[begin Records to use]

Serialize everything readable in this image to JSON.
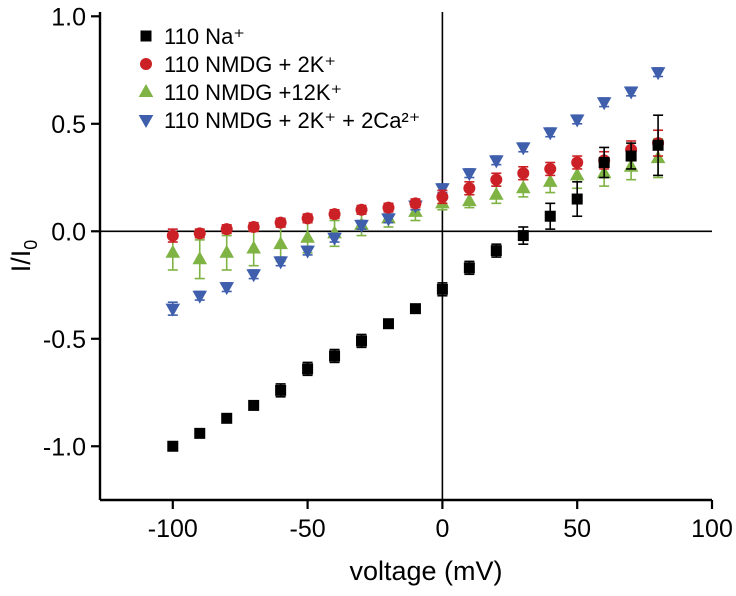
{
  "chart_data": {
    "type": "scatter",
    "title": "",
    "xlabel": "voltage (mV)",
    "ylabel_main": "I/I",
    "ylabel_sub": "0",
    "xlim": [
      -127,
      100
    ],
    "ylim": [
      -1.25,
      1.02
    ],
    "xticks": [
      -100,
      -50,
      0,
      50,
      100
    ],
    "xtick_labels": [
      "-100",
      "-50",
      "0",
      "50",
      "100"
    ],
    "yticks": [
      -1.0,
      -0.5,
      0.0,
      0.5,
      1.0
    ],
    "ytick_labels": [
      "-1.0",
      "-0.5",
      "0.0",
      "0.5",
      "1.0"
    ],
    "grid": false,
    "legend_position": "top-left",
    "reference_lines": {
      "vertical_x": 0,
      "horizontal_y": 0
    },
    "axis_color": "#000000",
    "x": [
      -100,
      -90,
      -80,
      -70,
      -60,
      -50,
      -40,
      -30,
      -20,
      -10,
      0,
      10,
      20,
      30,
      40,
      50,
      60,
      70,
      80
    ],
    "series": [
      {
        "id": "na",
        "label": "110 Na⁺",
        "marker": "square",
        "color": "#000000",
        "y": [
          -1.0,
          -0.94,
          -0.87,
          -0.81,
          -0.74,
          -0.64,
          -0.58,
          -0.51,
          -0.43,
          -0.36,
          -0.27,
          -0.17,
          -0.09,
          -0.02,
          0.07,
          0.15,
          0.32,
          0.35,
          0.4
        ],
        "yerr": [
          0.02,
          0.02,
          0.02,
          0.02,
          0.03,
          0.03,
          0.03,
          0.03,
          0.02,
          0.02,
          0.03,
          0.03,
          0.03,
          0.04,
          0.06,
          0.08,
          0.07,
          0.06,
          0.14
        ]
      },
      {
        "id": "nmdg-2k",
        "label": "110 NMDG + 2K⁺",
        "marker": "circle",
        "color": "#cb2026",
        "y": [
          -0.02,
          -0.01,
          0.01,
          0.02,
          0.04,
          0.06,
          0.08,
          0.1,
          0.11,
          0.13,
          0.16,
          0.2,
          0.24,
          0.27,
          0.29,
          0.32,
          0.33,
          0.38,
          0.41
        ],
        "yerr": [
          0.03,
          0.02,
          0.02,
          0.02,
          0.02,
          0.02,
          0.02,
          0.02,
          0.02,
          0.02,
          0.03,
          0.03,
          0.03,
          0.03,
          0.03,
          0.03,
          0.04,
          0.04,
          0.06
        ]
      },
      {
        "id": "nmdg-12k",
        "label": "110 NMDG +12K⁺",
        "marker": "triangle-up",
        "color": "#7fb344",
        "y": [
          -0.1,
          -0.13,
          -0.1,
          -0.08,
          -0.06,
          -0.03,
          -0.01,
          0.03,
          0.06,
          0.09,
          0.13,
          0.14,
          0.17,
          0.2,
          0.23,
          0.26,
          0.27,
          0.3,
          0.34
        ],
        "yerr": [
          0.08,
          0.09,
          0.08,
          0.08,
          0.08,
          0.07,
          0.06,
          0.05,
          0.04,
          0.04,
          0.03,
          0.03,
          0.04,
          0.04,
          0.05,
          0.06,
          0.06,
          0.06,
          0.09
        ]
      },
      {
        "id": "nmdg-2k-2ca",
        "label": "110 NMDG +  2K⁺ + 2Ca²⁺",
        "marker": "triangle-down",
        "color": "#3f5fad",
        "y": [
          -0.36,
          -0.3,
          -0.26,
          -0.2,
          -0.14,
          -0.09,
          -0.03,
          0.03,
          0.06,
          0.12,
          0.2,
          0.27,
          0.33,
          0.39,
          0.46,
          0.52,
          0.6,
          0.65,
          0.74
        ],
        "yerr": [
          0.03,
          0.02,
          0.02,
          0.02,
          0.02,
          0.02,
          0.02,
          0.02,
          0.02,
          0.02,
          0.02,
          0.02,
          0.02,
          0.02,
          0.02,
          0.02,
          0.02,
          0.02,
          0.02
        ]
      }
    ]
  }
}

[end Records to use]

Request | Of all the lines above, how many contain "triangle"? Give the number and nothing more.

Task response | 2